◆ **Your task**:
Search the listing below for the word "with" and copy each line that holds it.
══ Data for this exercise ══
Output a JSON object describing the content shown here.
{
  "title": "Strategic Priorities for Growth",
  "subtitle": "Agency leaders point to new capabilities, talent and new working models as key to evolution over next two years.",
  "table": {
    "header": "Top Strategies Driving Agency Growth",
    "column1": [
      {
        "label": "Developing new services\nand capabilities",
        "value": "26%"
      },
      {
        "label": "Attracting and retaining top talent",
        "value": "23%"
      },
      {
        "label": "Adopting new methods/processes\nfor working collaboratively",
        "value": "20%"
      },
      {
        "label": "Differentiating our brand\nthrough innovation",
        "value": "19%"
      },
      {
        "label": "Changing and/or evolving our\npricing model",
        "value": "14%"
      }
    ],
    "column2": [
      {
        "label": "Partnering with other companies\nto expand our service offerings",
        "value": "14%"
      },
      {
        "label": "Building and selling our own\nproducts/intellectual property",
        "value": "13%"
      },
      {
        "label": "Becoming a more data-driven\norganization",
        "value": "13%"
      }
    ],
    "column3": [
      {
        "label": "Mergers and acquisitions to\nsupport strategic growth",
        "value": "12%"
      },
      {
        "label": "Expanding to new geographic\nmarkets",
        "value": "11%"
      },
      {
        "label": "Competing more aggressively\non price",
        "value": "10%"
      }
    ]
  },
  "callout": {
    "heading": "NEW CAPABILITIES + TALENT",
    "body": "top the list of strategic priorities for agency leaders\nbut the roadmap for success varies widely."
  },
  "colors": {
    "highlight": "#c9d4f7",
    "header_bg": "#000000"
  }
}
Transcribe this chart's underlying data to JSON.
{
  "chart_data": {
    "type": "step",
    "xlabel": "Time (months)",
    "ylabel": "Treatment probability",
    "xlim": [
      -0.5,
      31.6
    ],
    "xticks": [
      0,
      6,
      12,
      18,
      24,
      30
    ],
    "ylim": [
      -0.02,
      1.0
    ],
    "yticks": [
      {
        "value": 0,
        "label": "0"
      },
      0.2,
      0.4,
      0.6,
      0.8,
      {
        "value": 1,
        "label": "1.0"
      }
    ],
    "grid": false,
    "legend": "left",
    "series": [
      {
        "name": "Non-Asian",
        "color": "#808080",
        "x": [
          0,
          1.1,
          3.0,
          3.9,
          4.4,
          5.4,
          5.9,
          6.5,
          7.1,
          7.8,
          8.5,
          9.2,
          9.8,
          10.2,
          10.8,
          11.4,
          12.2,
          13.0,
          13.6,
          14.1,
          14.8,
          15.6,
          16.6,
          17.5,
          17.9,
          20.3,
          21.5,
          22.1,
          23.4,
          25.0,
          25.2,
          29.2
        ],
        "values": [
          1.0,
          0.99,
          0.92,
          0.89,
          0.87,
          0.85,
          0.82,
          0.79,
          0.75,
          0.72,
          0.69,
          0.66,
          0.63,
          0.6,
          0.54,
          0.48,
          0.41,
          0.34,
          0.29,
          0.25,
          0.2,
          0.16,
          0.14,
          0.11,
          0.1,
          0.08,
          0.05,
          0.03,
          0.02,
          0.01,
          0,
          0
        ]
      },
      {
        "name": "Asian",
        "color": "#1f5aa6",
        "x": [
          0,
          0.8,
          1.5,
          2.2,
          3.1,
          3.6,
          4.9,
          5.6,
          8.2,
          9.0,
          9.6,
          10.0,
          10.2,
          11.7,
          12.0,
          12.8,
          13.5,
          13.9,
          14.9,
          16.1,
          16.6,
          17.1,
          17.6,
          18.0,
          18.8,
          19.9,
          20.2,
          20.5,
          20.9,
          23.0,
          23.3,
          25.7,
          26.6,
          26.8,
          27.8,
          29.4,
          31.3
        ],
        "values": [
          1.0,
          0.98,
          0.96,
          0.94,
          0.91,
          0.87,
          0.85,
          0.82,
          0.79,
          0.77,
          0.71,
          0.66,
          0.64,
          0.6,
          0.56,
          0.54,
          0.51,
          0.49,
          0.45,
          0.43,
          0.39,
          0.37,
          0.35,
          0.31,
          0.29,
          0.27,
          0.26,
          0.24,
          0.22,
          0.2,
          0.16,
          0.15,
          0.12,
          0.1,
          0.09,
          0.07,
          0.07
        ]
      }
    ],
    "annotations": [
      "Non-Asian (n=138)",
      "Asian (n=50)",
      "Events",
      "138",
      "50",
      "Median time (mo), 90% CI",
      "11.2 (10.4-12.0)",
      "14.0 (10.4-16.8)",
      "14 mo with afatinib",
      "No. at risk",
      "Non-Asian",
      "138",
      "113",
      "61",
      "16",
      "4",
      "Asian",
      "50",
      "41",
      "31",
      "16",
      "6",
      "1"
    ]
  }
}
═══
◆ **Written response**:
        "label": "Partnering with other companies\nto expand our service offerings",
      "14 mo with afatinib",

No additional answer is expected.